| What to do |
Below are some entries; can you quote all of them exactly?

------

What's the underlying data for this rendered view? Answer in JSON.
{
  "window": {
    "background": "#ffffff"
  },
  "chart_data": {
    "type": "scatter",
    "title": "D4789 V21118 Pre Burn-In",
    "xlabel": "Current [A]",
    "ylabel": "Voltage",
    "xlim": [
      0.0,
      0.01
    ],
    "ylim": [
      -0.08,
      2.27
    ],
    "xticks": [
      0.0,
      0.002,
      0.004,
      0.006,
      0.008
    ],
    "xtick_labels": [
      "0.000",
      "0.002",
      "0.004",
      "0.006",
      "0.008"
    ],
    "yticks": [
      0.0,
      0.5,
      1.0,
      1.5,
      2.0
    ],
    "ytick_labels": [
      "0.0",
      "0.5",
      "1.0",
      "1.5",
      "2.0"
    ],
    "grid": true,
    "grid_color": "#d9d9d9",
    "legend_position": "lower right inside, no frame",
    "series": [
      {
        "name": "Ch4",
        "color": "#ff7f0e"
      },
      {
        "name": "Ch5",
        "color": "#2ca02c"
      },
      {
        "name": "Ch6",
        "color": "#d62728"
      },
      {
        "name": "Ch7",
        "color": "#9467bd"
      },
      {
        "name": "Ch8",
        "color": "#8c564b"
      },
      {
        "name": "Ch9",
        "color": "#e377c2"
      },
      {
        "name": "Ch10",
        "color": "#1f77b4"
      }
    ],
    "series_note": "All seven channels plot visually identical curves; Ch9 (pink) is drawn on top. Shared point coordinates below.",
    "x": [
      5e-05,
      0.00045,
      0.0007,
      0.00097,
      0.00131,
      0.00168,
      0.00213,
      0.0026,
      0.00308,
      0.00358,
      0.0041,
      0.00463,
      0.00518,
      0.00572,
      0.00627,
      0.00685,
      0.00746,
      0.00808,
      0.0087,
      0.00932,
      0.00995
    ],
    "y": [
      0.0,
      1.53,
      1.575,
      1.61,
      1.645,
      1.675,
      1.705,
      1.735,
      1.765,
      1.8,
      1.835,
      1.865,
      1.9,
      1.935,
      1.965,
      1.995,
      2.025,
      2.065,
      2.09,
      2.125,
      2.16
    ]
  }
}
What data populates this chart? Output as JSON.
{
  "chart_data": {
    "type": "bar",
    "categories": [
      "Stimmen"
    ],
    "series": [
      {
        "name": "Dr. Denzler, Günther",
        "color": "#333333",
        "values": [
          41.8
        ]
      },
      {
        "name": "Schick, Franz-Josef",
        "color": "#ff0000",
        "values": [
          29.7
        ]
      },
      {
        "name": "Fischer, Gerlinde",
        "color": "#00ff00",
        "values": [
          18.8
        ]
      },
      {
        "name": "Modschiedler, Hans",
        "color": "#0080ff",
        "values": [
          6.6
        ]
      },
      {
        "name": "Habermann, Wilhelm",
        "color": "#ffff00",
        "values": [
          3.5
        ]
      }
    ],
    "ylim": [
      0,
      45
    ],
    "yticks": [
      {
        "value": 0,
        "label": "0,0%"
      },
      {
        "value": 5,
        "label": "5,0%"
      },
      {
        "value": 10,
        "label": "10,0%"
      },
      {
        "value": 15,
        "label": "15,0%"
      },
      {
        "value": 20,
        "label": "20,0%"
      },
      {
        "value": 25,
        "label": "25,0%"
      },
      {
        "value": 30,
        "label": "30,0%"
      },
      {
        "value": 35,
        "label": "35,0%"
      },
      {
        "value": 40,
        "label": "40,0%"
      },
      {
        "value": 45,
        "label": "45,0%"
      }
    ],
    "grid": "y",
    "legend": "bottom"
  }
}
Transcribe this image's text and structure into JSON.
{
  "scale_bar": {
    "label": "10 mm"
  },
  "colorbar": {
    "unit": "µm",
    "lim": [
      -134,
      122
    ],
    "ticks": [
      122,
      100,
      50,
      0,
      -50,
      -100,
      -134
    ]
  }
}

------

| Answer for this exercise |
What's the underlying data for this rendered view? Answer in JSON.
{
  "window": {
    "background": "#ffffff"
  },
  "chart_data": {
    "type": "scatter",
    "title": "D4789 V21118 Pre Burn-In",
    "xlabel": "Current [A]",
    "ylabel": "Voltage",
    "xlim": [
      0.0,
      0.01
    ],
    "ylim": [
      -0.08,
      2.27
    ],
    "xticks": [
      0.0,
      0.002,
      0.004,
      0.006,
      0.008
    ],
    "xtick_labels": [
      "0.000",
      "0.002",
      "0.004",
      "0.006",
      "0.008"
    ],
    "yticks": [
      0.0,
      0.5,
      1.0,
      1.5,
      2.0
    ],
    "ytick_labels": [
      "0.0",
      "0.5",
      "1.0",
      "1.5",
      "2.0"
    ],
    "grid": true,
    "grid_color": "#d9d9d9",
    "legend_position": "lower right inside, no frame",
    "series": [
      {
        "name": "Ch4",
        "color": "#ff7f0e"
      },
      {
        "name": "Ch5",
        "color": "#2ca02c"
      },
      {
        "name": "Ch6",
        "color": "#d62728"
      },
      {
        "name": "Ch7",
        "color": "#9467bd"
      },
      {
        "name": "Ch8",
        "color": "#8c564b"
      },
      {
        "name": "Ch9",
        "color": "#e377c2"
      },
      {
        "name": "Ch10",
        "color": "#1f77b4"
      }
    ],
    "series_note": "All seven channels plot visually identical curves; Ch9 (pink) is drawn on top. Shared point coordinates below.",
    "x": [
      5e-05,
      0.00045,
      0.0007,
      0.00097,
      0.00131,
      0.00168,
      0.00213,
      0.0026,
      0.00308,
      0.00358,
      0.0041,
      0.00463,
      0.00518,
      0.00572,
      0.00627,
      0.00685,
      0.00746,
      0.00808,
      0.0087,
      0.00932,
      0.00995
    ],
    "y": [
      0.0,
      1.53,
      1.575,
      1.61,
      1.645,
      1.675,
      1.705,
      1.735,
      1.765,
      1.8,
      1.835,
      1.865,
      1.9,
      1.935,
      1.965,
      1.995,
      2.025,
      2.065,
      2.09,
      2.125,
      2.16
    ]
  }
}
What data populates this chart? Output as JSON.
{
  "chart_data": {
    "type": "bar",
    "categories": [
      "Stimmen"
    ],
    "series": [
      {
        "name": "Dr. Denzler, Günther",
        "color": "#333333",
        "values": [
          41.8
        ]
      },
      {
        "name": "Schick, Franz-Josef",
        "color": "#ff0000",
        "values": [
          29.7
        ]
      },
      {
        "name": "Fischer, Gerlinde",
        "color": "#00ff00",
        "values": [
          18.8
        ]
      },
      {
        "name": "Modschiedler, Hans",
        "color": "#0080ff",
        "values": [
          6.6
        ]
      },
      {
        "name": "Habermann, Wilhelm",
        "color": "#ffff00",
        "values": [
          3.5
        ]
      }
    ],
    "ylim": [
      0,
      45
    ],
    "yticks": [
      {
        "value": 0,
        "label": "0,0%"
      },
      {
        "value": 5,
        "label": "5,0%"
      },
      {
        "value": 10,
        "label": "10,0%"
      },
      {
        "value": 15,
        "label": "15,0%"
      },
      {
        "value": 20,
        "label": "20,0%"
      },
      {
        "value": 25,
        "label": "25,0%"
      },
      {
        "value": 30,
        "label": "30,0%"
      },
      {
        "value": 35,
        "label": "35,0%"
      },
      {
        "value": 40,
        "label": "40,0%"
      },
      {
        "value": 45,
        "label": "45,0%"
      }
    ],
    "grid": "y",
    "legend": "bottom"
  }
}
Transcribe this image's text and structure into JSON.
{
  "scale_bar": {
    "label": "10 mm"
  },
  "colorbar": {
    "unit": "µm",
    "lim": [
      -134,
      122
    ],
    "ticks": [
      122,
      100,
      50,
      0,
      -50,
      -100,
      -134
    ]
  }
}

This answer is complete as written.